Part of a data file
____

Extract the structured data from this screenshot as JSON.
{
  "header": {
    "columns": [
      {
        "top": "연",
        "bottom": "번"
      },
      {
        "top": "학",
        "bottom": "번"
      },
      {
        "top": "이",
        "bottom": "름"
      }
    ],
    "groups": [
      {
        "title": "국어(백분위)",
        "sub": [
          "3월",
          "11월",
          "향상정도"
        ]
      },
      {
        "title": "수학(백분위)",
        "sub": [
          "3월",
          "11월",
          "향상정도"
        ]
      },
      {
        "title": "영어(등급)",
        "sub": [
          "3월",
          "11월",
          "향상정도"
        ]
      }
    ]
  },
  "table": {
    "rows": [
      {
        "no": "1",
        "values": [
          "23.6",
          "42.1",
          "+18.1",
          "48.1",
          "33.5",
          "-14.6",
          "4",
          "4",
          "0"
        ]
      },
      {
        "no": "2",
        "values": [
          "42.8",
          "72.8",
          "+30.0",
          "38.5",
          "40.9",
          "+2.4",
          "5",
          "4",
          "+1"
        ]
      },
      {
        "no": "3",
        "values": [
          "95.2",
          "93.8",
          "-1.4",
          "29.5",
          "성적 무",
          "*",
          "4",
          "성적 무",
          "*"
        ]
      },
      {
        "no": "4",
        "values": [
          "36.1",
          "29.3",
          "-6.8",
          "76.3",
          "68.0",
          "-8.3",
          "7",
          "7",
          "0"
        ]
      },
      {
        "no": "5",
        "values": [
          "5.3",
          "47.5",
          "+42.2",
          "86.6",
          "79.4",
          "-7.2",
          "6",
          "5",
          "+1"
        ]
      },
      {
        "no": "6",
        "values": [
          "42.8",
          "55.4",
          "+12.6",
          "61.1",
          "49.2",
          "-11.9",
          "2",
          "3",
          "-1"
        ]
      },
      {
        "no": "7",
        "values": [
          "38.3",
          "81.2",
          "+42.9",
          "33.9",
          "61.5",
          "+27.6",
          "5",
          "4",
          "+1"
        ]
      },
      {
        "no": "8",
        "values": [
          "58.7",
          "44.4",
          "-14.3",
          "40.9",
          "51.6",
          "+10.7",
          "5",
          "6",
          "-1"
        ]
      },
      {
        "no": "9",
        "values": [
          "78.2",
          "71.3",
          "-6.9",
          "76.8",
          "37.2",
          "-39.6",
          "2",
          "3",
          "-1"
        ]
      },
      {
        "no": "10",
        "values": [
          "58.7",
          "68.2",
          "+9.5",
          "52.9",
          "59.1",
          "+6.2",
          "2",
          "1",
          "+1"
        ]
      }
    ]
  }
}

____

## [TASK PROMPT]
Return every line of the material exactly.

## [FINISHED TASK]
Extract the structured data from this screenshot as JSON.
{
  "header": {
    "columns": [
      {
        "top": "연",
        "bottom": "번"
      },
      {
        "top": "학",
        "bottom": "번"
      },
      {
        "top": "이",
        "bottom": "름"
      }
    ],
    "groups": [
      {
        "title": "국어(백분위)",
        "sub": [
          "3월",
          "11월",
          "향상정도"
        ]
      },
      {
        "title": "수학(백분위)",
        "sub": [
          "3월",
          "11월",
          "향상정도"
        ]
      },
      {
        "title": "영어(등급)",
        "sub": [
          "3월",
          "11월",
          "향상정도"
        ]
      }
    ]
  },
  "table": {
    "rows": [
      {
        "no": "1",
        "values": [
          "23.6",
          "42.1",
          "+18.1",
          "48.1",
          "33.5",
          "-14.6",
          "4",
          "4",
          "0"
        ]
      },
      {
        "no": "2",
        "values": [
          "42.8",
          "72.8",
          "+30.0",
          "38.5",
          "40.9",
          "+2.4",
          "5",
          "4",
          "+1"
        ]
      },
      {
        "no": "3",
        "values": [
          "95.2",
          "93.8",
          "-1.4",
          "29.5",
          "성적 무",
          "*",
          "4",
          "성적 무",
          "*"
        ]
      },
      {
        "no": "4",
        "values": [
          "36.1",
          "29.3",
          "-6.8",
          "76.3",
          "68.0",
          "-8.3",
          "7",
          "7",
          "0"
        ]
      },
      {
        "no": "5",
        "values": [
          "5.3",
          "47.5",
          "+42.2",
          "86.6",
          "79.4",
          "-7.2",
          "6",
          "5",
          "+1"
        ]
      },
      {
        "no": "6",
        "values": [
          "42.8",
          "55.4",
          "+12.6",
          "61.1",
          "49.2",
          "-11.9",
          "2",
          "3",
          "-1"
        ]
      },
      {
        "no": "7",
        "values": [
          "38.3",
          "81.2",
          "+42.9",
          "33.9",
          "61.5",
          "+27.6",
          "5",
          "4",
          "+1"
        ]
      },
      {
        "no": "8",
        "values": [
          "58.7",
          "44.4",
          "-14.3",
          "40.9",
          "51.6",
          "+10.7",
          "5",
          "6",
          "-1"
        ]
      },
      {
        "no": "9",
        "values": [
          "78.2",
          "71.3",
          "-6.9",
          "76.8",
          "37.2",
          "-39.6",
          "2",
          "3",
          "-1"
        ]
      },
      {
        "no": "10",
        "values": [
          "58.7",
          "68.2",
          "+9.5",
          "52.9",
          "59.1",
          "+6.2",
          "2",
          "1",
          "+1"
        ]
      }
    ]
  }
}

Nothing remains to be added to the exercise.